* Begin *

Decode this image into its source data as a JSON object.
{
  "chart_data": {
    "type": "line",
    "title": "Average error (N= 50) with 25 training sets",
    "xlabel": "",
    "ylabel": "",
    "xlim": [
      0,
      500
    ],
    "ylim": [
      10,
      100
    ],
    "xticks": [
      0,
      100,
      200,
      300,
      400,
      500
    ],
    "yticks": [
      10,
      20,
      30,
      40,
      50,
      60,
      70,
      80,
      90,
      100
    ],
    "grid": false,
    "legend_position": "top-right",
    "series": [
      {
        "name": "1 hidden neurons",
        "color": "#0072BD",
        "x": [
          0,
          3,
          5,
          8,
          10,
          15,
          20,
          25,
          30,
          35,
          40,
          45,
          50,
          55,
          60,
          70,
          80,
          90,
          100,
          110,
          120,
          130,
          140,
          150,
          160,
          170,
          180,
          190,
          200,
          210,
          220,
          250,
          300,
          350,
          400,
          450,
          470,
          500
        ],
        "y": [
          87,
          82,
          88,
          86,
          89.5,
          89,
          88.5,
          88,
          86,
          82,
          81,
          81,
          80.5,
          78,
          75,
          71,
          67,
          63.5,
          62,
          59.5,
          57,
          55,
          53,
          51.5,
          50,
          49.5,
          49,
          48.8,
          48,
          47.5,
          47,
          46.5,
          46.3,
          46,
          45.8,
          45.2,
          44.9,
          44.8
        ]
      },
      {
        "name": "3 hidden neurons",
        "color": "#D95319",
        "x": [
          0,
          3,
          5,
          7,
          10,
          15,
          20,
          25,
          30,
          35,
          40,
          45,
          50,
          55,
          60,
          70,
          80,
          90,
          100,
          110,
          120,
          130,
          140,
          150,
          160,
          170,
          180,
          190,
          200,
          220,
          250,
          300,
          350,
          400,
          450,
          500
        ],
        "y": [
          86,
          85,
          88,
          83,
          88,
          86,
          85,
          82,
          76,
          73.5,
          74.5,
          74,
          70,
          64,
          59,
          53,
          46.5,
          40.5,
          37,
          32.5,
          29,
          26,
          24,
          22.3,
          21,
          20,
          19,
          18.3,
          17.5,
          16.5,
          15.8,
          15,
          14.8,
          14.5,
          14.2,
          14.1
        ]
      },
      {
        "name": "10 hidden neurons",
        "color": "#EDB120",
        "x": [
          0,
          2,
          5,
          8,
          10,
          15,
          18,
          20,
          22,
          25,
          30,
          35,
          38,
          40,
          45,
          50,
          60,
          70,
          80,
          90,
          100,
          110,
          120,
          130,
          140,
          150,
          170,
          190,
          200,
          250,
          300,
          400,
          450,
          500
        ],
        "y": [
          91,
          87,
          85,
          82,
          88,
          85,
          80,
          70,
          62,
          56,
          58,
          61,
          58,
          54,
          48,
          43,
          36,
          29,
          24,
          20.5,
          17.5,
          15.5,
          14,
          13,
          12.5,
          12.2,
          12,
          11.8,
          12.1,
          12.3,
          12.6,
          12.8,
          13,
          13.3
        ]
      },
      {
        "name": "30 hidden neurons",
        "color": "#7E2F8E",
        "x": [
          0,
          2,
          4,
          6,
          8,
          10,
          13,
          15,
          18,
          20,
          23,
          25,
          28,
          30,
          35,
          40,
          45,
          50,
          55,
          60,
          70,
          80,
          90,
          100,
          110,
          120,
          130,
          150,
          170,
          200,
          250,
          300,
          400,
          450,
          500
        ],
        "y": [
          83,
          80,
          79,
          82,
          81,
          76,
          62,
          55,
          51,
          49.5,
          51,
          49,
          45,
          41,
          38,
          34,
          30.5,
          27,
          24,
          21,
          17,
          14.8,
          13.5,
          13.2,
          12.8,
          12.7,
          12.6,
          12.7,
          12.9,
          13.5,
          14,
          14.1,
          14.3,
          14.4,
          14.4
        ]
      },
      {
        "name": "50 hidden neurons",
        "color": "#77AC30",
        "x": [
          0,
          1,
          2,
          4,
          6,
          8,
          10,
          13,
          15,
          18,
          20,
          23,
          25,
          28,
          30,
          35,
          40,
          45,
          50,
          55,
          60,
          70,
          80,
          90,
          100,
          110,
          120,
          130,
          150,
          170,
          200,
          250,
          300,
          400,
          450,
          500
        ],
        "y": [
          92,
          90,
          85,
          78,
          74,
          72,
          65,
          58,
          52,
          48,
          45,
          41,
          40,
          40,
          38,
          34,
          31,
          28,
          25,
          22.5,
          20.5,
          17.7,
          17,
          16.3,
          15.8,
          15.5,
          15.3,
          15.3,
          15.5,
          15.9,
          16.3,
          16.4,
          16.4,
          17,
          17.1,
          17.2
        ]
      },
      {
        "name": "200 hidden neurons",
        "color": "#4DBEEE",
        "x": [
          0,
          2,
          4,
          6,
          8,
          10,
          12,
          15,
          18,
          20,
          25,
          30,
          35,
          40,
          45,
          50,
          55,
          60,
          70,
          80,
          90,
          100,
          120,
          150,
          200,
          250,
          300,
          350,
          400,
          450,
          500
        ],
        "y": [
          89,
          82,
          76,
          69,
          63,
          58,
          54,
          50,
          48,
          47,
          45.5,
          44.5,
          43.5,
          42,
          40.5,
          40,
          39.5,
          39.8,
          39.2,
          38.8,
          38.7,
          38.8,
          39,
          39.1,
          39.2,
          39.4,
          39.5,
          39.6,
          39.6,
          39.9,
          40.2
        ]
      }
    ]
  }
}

* End *

→ WRITTEN TASK
Restate each of the entries above verbatim.

→ FINISHED ANSWER
Decode this image into its source data as a JSON object.
{
  "chart_data": {
    "type": "line",
    "title": "Average error (N= 50) with 25 training sets",
    "xlabel": "",
    "ylabel": "",
    "xlim": [
      0,
      500
    ],
    "ylim": [
      10,
      100
    ],
    "xticks": [
      0,
      100,
      200,
      300,
      400,
      500
    ],
    "yticks": [
      10,
      20,
      30,
      40,
      50,
      60,
      70,
      80,
      90,
      100
    ],
    "grid": false,
    "legend_position": "top-right",
    "series": [
      {
        "name": "1 hidden neurons",
        "color": "#0072BD",
        "x": [
          0,
          3,
          5,
          8,
          10,
          15,
          20,
          25,
          30,
          35,
          40,
          45,
          50,
          55,
          60,
          70,
          80,
          90,
          100,
          110,
          120,
          130,
          140,
          150,
          160,
          170,
          180,
          190,
          200,
          210,
          220,
          250,
          300,
          350,
          400,
          450,
          470,
          500
        ],
        "y": [
          87,
          82,
          88,
          86,
          89.5,
          89,
          88.5,
          88,
          86,
          82,
          81,
          81,
          80.5,
          78,
          75,
          71,
          67,
          63.5,
          62,
          59.5,
          57,
          55,
          53,
          51.5,
          50,
          49.5,
          49,
          48.8,
          48,
          47.5,
          47,
          46.5,
          46.3,
          46,
          45.8,
          45.2,
          44.9,
          44.8
        ]
      },
      {
        "name": "3 hidden neurons",
        "color": "#D95319",
        "x": [
          0,
          3,
          5,
          7,
          10,
          15,
          20,
          25,
          30,
          35,
          40,
          45,
          50,
          55,
          60,
          70,
          80,
          90,
          100,
          110,
          120,
          130,
          140,
          150,
          160,
          170,
          180,
          190,
          200,
          220,
          250,
          300,
          350,
          400,
          450,
          500
        ],
        "y": [
          86,
          85,
          88,
          83,
          88,
          86,
          85,
          82,
          76,
          73.5,
          74.5,
          74,
          70,
          64,
          59,
          53,
          46.5,
          40.5,
          37,
          32.5,
          29,
          26,
          24,
          22.3,
          21,
          20,
          19,
          18.3,
          17.5,
          16.5,
          15.8,
          15,
          14.8,
          14.5,
          14.2,
          14.1
        ]
      },
      {
        "name": "10 hidden neurons",
        "color": "#EDB120",
        "x": [
          0,
          2,
          5,
          8,
          10,
          15,
          18,
          20,
          22,
          25,
          30,
          35,
          38,
          40,
          45,
          50,
          60,
          70,
          80,
          90,
          100,
          110,
          120,
          130,
          140,
          150,
          170,
          190,
          200,
          250,
          300,
          400,
          450,
          500
        ],
        "y": [
          91,
          87,
          85,
          82,
          88,
          85,
          80,
          70,
          62,
          56,
          58,
          61,
          58,
          54,
          48,
          43,
          36,
          29,
          24,
          20.5,
          17.5,
          15.5,
          14,
          13,
          12.5,
          12.2,
          12,
          11.8,
          12.1,
          12.3,
          12.6,
          12.8,
          13,
          13.3
        ]
      },
      {
        "name": "30 hidden neurons",
        "color": "#7E2F8E",
        "x": [
          0,
          2,
          4,
          6,
          8,
          10,
          13,
          15,
          18,
          20,
          23,
          25,
          28,
          30,
          35,
          40,
          45,
          50,
          55,
          60,
          70,
          80,
          90,
          100,
          110,
          120,
          130,
          150,
          170,
          200,
          250,
          300,
          400,
          450,
          500
        ],
        "y": [
          83,
          80,
          79,
          82,
          81,
          76,
          62,
          55,
          51,
          49.5,
          51,
          49,
          45,
          41,
          38,
          34,
          30.5,
          27,
          24,
          21,
          17,
          14.8,
          13.5,
          13.2,
          12.8,
          12.7,
          12.6,
          12.7,
          12.9,
          13.5,
          14,
          14.1,
          14.3,
          14.4,
          14.4
        ]
      },
      {
        "name": "50 hidden neurons",
        "color": "#77AC30",
        "x": [
          0,
          1,
          2,
          4,
          6,
          8,
          10,
          13,
          15,
          18,
          20,
          23,
          25,
          28,
          30,
          35,
          40,
          45,
          50,
          55,
          60,
          70,
          80,
          90,
          100,
          110,
          120,
          130,
          150,
          170,
          200,
          250,
          300,
          400,
          450,
          500
        ],
        "y": [
          92,
          90,
          85,
          78,
          74,
          72,
          65,
          58,
          52,
          48,
          45,
          41,
          40,
          40,
          38,
          34,
          31,
          28,
          25,
          22.5,
          20.5,
          17.7,
          17,
          16.3,
          15.8,
          15.5,
          15.3,
          15.3,
          15.5,
          15.9,
          16.3,
          16.4,
          16.4,
          17,
          17.1,
          17.2
        ]
      },
      {
        "name": "200 hidden neurons",
        "color": "#4DBEEE",
        "x": [
          0,
          2,
          4,
          6,
          8,
          10,
          12,
          15,
          18,
          20,
          25,
          30,
          35,
          40,
          45,
          50,
          55,
          60,
          70,
          80,
          90,
          100,
          120,
          150,
          200,
          250,
          300,
          350,
          400,
          450,
          500
        ],
        "y": [
          89,
          82,
          76,
          69,
          63,
          58,
          54,
          50,
          48,
          47,
          45.5,
          44.5,
          43.5,
          42,
          40.5,
          40,
          39.5,
          39.8,
          39.2,
          38.8,
          38.7,
          38.8,
          39,
          39.1,
          39.2,
          39.4,
          39.5,
          39.6,
          39.6,
          39.9,
          40.2
        ]
      }
    ]
  }
}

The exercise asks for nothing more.